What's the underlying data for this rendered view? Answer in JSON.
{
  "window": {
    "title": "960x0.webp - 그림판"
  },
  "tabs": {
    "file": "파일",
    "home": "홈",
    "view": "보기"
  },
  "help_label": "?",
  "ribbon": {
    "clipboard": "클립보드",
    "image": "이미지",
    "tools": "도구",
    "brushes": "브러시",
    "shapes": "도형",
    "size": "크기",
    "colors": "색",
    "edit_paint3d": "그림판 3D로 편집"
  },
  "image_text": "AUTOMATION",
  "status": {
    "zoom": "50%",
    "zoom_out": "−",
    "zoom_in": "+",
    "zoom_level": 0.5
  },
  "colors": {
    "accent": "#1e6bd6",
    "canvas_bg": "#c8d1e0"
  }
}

________________________

• EXERCISE AIM: Transcribe the entire listing above precisely.

• EXERCISE SOLUTION:
What's the underlying data for this rendered view? Answer in JSON.
{
  "window": {
    "title": "960x0.webp - 그림판"
  },
  "tabs": {
    "file": "파일",
    "home": "홈",
    "view": "보기"
  },
  "help_label": "?",
  "ribbon": {
    "clipboard": "클립보드",
    "image": "이미지",
    "tools": "도구",
    "brushes": "브러시",
    "shapes": "도형",
    "size": "크기",
    "colors": "색",
    "edit_paint3d": "그림판 3D로 편집"
  },
  "image_text": "AUTOMATION",
  "status": {
    "zoom": "50%",
    "zoom_out": "−",
    "zoom_in": "+",
    "zoom_level": 0.5
  },
  "colors": {
    "accent": "#1e6bd6",
    "canvas_bg": "#c8d1e0"
  }
}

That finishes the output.